(Figure content listings)
....
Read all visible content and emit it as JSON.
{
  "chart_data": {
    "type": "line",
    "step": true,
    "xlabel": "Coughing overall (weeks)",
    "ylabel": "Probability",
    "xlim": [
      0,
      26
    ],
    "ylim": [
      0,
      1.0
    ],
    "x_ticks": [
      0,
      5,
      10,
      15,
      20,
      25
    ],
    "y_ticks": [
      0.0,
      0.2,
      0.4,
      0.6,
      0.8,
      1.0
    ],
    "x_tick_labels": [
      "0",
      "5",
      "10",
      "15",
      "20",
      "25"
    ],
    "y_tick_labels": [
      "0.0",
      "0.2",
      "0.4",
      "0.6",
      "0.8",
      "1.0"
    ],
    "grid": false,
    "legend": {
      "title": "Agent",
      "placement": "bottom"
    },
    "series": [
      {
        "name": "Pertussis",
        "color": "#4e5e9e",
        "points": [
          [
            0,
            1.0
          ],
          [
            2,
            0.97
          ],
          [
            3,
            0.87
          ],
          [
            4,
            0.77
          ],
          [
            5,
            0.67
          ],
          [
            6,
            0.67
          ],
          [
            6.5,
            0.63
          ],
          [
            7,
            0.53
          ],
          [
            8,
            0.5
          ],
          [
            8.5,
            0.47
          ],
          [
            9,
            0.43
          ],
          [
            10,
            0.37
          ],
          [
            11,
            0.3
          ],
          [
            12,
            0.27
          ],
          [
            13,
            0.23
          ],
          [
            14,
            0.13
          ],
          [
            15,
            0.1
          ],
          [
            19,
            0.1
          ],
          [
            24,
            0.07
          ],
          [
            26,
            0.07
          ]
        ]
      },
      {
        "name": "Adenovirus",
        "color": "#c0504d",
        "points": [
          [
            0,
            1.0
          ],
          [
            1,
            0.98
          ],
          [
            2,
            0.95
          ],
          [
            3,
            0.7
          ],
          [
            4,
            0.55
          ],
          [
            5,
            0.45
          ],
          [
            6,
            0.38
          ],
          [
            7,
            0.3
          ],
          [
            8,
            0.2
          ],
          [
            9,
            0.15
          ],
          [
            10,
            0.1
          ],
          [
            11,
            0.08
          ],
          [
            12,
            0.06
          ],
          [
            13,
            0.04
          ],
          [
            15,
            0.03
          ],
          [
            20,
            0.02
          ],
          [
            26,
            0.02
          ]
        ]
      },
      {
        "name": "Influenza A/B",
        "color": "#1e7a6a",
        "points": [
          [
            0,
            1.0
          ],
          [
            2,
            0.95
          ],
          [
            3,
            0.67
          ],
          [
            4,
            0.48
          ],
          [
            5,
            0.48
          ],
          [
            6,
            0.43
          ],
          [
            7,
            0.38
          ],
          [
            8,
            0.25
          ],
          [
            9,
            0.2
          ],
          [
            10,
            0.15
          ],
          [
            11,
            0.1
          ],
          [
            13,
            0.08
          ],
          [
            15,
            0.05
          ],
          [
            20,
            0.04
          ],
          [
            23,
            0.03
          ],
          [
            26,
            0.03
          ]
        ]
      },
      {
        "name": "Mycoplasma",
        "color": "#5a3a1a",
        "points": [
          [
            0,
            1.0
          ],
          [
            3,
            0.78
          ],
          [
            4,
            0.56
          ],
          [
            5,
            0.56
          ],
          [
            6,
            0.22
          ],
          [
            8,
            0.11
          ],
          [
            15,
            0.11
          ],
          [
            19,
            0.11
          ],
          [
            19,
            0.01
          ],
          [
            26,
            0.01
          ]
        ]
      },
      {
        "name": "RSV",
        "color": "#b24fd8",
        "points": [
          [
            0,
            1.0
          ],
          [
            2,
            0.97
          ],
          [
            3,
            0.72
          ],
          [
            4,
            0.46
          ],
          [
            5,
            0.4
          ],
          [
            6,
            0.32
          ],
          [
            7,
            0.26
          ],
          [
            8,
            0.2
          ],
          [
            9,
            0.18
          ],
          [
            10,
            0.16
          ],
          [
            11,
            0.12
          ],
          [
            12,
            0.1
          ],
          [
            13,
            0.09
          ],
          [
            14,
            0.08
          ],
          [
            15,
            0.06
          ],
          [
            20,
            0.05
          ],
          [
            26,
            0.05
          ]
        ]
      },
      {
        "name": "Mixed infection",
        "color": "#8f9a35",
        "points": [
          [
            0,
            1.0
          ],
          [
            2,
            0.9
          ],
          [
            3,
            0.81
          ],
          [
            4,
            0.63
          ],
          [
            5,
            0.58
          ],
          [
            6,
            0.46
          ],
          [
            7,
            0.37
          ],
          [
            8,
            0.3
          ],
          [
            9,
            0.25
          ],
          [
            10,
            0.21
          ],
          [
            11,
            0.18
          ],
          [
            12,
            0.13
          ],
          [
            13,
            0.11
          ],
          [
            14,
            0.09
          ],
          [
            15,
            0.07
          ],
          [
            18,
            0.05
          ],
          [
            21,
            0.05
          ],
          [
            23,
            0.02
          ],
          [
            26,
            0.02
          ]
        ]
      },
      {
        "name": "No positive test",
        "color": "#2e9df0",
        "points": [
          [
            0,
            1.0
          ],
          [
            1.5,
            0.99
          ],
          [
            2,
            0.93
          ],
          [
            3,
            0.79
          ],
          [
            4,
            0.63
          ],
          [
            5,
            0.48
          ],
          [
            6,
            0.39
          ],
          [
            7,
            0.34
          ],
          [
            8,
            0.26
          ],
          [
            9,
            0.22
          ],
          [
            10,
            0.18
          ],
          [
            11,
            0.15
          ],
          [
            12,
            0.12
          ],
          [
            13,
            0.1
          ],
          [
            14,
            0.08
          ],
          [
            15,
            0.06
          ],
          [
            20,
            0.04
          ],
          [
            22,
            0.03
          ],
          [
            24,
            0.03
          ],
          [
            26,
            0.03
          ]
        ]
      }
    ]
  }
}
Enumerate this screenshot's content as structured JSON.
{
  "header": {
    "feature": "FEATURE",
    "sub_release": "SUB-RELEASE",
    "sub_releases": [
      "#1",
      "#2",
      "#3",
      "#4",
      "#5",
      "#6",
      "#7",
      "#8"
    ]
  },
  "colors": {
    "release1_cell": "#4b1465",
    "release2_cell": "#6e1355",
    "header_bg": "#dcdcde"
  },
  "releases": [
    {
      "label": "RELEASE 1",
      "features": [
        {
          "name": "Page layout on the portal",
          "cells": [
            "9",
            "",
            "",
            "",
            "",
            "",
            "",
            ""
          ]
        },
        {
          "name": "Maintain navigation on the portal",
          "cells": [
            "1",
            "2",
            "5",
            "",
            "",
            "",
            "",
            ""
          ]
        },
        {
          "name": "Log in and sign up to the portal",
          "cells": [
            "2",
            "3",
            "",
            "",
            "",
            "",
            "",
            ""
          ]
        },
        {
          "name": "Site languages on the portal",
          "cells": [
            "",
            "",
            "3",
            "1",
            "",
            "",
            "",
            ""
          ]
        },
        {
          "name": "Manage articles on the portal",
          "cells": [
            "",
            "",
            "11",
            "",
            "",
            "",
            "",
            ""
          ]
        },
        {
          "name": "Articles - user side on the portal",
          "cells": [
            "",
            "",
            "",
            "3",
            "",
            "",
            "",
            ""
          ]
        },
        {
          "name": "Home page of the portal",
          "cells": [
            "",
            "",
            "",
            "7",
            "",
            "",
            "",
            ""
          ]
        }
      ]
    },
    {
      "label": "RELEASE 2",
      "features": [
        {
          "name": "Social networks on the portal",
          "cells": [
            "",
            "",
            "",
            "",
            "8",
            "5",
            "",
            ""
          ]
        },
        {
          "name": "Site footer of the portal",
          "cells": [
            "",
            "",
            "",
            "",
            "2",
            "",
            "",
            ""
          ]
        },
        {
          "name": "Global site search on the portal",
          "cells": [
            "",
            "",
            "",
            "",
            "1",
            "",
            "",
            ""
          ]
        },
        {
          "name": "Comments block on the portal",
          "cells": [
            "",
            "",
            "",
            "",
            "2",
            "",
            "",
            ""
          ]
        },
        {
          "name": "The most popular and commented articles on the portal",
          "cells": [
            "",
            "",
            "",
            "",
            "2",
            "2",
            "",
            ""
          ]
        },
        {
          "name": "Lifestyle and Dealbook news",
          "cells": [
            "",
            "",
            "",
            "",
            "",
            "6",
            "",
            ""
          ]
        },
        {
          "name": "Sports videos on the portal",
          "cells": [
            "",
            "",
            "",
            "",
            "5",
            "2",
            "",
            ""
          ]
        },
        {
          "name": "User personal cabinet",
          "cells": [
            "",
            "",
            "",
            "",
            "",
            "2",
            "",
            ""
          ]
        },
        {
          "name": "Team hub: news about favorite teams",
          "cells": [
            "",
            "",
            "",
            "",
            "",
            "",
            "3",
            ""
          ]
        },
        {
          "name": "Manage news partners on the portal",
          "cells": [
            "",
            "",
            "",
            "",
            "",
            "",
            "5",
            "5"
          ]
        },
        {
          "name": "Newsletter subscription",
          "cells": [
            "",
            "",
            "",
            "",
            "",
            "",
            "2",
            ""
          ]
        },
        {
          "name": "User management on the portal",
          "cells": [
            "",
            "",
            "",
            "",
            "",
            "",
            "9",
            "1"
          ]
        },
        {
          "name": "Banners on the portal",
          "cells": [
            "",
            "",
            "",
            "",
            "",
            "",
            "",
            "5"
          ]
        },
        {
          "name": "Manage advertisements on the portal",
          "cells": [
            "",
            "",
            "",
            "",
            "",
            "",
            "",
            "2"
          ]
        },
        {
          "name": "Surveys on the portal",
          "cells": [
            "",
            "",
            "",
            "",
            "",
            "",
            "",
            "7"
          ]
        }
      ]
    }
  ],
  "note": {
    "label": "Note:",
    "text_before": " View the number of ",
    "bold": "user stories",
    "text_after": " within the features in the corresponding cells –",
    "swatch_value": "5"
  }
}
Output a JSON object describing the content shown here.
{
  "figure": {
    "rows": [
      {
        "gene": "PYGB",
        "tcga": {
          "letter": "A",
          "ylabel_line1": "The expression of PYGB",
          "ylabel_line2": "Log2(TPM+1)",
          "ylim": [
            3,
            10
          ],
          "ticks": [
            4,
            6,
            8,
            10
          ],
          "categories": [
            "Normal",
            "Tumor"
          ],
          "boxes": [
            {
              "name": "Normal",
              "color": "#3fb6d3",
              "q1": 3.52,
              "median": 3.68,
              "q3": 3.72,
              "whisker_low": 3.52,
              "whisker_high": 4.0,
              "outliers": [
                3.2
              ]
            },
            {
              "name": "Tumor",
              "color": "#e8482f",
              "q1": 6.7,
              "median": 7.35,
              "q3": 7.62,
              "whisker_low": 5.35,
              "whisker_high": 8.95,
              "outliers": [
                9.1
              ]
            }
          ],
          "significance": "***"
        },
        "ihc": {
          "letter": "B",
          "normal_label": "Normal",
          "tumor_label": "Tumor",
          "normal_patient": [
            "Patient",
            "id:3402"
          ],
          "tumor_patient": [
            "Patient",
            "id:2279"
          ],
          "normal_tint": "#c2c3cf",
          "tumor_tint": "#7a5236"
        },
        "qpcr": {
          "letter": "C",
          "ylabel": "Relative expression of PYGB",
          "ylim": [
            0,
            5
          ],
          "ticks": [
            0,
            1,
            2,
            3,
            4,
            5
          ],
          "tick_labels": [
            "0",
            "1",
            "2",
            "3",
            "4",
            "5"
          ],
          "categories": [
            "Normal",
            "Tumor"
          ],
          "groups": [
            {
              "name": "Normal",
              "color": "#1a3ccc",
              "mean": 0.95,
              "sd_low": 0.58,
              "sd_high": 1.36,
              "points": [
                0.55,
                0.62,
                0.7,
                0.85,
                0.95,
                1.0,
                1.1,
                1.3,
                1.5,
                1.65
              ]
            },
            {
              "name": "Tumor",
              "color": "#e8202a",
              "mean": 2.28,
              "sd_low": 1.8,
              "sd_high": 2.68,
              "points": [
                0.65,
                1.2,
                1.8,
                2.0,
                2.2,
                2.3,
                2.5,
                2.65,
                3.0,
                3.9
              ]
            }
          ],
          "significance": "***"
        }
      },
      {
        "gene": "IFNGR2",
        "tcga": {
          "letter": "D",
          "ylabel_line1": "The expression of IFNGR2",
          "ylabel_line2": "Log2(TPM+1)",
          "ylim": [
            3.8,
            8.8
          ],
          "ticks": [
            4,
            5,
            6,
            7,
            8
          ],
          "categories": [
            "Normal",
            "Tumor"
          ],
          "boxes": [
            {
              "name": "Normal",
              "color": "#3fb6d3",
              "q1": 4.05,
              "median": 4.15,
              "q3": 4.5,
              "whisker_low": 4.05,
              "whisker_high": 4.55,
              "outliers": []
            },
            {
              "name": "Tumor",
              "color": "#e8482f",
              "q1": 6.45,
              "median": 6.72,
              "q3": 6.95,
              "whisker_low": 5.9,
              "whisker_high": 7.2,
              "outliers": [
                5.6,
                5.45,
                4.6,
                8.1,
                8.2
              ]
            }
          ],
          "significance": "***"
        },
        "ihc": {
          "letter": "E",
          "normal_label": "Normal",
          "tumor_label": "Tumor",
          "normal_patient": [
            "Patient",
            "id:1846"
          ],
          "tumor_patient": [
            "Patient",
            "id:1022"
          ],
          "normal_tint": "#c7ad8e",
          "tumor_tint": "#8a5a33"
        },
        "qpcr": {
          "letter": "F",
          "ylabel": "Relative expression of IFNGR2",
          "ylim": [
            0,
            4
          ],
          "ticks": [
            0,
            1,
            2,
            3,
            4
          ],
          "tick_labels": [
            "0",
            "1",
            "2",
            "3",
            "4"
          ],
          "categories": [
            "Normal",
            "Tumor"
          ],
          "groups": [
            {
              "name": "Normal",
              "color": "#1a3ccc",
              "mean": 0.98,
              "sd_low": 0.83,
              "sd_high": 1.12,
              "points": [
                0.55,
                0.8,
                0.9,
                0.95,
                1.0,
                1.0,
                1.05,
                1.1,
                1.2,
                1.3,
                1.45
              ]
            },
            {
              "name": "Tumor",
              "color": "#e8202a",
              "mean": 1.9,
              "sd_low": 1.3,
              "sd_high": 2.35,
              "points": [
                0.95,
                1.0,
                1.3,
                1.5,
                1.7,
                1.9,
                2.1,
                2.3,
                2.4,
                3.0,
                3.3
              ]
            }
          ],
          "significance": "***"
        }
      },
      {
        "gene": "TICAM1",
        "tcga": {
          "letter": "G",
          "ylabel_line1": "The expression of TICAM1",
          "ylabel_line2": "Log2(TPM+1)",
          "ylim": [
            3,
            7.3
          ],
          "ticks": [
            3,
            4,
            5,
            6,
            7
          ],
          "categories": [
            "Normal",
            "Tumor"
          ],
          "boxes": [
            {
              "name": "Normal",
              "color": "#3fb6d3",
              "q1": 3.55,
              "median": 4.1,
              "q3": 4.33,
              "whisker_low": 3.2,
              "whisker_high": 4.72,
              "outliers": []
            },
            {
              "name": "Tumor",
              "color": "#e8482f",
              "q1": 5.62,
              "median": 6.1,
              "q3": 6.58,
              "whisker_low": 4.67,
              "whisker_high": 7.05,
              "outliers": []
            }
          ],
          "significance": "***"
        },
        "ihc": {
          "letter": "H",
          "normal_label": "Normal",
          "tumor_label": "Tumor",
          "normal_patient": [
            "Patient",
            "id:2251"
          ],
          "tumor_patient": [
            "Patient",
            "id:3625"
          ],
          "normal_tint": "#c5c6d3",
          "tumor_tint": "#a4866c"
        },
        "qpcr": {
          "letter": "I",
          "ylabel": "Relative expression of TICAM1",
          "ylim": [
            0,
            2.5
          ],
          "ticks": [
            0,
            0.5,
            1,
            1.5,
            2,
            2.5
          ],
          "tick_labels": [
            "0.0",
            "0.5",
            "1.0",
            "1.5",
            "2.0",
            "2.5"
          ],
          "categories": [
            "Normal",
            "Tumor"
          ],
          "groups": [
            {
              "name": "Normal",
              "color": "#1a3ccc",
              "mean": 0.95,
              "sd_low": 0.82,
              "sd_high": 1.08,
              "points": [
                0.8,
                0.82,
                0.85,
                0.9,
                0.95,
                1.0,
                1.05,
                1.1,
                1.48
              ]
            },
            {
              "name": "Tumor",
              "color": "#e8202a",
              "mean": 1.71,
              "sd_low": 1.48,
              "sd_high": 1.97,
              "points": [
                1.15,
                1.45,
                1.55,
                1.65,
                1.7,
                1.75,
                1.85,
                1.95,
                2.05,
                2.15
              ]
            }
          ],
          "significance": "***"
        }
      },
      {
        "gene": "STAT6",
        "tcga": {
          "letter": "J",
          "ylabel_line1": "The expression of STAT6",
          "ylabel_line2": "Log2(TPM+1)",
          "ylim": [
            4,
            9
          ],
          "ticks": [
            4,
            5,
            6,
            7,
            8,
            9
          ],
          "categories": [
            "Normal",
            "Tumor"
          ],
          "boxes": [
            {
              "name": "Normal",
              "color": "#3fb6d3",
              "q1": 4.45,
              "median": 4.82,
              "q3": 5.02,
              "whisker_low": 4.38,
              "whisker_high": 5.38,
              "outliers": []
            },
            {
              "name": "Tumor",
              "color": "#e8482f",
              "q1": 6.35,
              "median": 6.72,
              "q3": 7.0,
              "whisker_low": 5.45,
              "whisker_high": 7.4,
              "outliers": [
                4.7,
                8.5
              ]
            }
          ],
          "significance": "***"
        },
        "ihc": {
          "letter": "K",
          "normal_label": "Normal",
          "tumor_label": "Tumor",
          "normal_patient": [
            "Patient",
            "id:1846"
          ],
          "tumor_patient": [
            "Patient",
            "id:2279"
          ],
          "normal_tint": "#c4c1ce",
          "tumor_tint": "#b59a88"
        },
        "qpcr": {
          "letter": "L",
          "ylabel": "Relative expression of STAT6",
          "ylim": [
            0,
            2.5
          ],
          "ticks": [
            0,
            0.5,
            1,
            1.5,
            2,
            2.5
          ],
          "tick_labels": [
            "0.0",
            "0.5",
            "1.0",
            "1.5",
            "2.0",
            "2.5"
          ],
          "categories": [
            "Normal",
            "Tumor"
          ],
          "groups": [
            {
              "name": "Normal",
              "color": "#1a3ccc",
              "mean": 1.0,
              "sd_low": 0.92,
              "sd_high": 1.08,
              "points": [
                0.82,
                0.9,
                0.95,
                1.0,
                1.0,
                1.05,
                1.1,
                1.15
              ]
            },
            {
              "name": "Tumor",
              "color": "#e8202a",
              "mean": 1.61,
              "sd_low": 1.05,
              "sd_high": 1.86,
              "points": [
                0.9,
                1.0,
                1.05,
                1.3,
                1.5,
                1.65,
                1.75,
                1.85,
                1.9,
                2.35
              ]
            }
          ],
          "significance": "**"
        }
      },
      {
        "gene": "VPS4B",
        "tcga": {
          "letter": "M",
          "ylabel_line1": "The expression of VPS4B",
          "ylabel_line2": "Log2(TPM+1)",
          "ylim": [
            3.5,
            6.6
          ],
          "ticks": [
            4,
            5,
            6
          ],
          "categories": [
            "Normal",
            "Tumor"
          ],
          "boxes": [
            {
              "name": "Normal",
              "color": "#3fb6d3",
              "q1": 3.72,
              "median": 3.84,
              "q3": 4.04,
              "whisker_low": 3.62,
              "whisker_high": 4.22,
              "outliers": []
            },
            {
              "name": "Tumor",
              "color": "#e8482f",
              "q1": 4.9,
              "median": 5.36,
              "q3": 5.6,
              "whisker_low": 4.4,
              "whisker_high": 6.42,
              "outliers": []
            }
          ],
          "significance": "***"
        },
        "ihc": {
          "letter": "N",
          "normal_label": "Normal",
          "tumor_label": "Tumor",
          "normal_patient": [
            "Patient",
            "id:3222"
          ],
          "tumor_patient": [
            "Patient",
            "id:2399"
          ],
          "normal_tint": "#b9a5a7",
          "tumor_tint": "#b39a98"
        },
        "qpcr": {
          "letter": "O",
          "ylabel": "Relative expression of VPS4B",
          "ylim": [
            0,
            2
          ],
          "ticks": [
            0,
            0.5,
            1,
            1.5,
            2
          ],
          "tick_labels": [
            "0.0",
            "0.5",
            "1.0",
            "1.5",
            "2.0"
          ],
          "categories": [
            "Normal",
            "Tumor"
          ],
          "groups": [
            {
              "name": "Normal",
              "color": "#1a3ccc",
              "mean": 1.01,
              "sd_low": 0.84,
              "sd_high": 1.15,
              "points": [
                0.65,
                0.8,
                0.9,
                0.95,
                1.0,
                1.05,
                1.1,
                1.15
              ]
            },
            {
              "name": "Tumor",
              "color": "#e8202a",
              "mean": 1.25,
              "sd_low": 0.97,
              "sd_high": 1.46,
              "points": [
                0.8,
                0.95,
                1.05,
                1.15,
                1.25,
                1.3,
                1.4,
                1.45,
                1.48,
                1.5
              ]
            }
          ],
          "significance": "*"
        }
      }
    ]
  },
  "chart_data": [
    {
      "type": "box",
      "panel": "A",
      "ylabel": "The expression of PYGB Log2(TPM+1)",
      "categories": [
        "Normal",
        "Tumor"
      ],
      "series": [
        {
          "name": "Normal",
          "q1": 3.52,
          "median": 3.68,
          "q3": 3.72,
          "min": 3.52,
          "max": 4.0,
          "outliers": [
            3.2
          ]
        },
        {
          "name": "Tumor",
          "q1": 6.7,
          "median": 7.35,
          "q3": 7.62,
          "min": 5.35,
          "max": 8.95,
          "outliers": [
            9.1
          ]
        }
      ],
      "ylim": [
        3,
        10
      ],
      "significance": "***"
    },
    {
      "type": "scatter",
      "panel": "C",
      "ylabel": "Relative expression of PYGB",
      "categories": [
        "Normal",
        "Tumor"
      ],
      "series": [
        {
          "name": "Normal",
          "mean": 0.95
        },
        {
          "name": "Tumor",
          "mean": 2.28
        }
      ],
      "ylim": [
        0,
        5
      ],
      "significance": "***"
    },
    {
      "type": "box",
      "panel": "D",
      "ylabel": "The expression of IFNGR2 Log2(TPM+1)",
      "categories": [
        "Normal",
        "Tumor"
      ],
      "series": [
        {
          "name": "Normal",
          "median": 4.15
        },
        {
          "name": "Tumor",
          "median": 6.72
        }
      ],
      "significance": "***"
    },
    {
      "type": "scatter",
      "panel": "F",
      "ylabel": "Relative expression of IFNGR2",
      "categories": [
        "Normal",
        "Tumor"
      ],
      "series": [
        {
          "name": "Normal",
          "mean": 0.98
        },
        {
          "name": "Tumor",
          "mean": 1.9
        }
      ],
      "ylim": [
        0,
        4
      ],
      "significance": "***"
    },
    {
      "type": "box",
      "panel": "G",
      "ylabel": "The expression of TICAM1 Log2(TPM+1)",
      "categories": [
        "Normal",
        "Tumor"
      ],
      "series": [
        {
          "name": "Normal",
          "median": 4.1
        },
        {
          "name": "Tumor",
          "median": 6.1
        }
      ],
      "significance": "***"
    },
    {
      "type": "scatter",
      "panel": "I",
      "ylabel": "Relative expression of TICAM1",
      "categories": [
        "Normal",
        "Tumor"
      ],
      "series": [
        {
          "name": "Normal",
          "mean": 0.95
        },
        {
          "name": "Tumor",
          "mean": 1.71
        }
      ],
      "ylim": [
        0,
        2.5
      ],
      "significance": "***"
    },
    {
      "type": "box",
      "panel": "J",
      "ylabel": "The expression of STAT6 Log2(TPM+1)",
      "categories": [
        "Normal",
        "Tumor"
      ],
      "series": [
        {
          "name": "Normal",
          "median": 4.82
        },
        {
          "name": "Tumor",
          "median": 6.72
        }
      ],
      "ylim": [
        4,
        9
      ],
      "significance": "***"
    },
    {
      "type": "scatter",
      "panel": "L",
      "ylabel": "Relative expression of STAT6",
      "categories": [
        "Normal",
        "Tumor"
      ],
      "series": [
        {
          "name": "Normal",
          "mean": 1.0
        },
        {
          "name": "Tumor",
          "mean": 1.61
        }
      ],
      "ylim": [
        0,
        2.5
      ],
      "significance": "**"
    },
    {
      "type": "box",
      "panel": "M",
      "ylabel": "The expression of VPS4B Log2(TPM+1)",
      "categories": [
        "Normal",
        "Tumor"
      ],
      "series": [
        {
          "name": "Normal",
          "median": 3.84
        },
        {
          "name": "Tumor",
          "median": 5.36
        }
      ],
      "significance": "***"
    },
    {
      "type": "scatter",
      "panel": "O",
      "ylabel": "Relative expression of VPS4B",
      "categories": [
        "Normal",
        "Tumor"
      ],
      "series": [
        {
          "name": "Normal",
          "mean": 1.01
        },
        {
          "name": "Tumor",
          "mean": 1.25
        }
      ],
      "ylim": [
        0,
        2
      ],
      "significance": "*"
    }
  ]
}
....
PROBLEM: The answer is a count and nothing more: lines above that contain "panel".

WRITTEN ANSWER: 10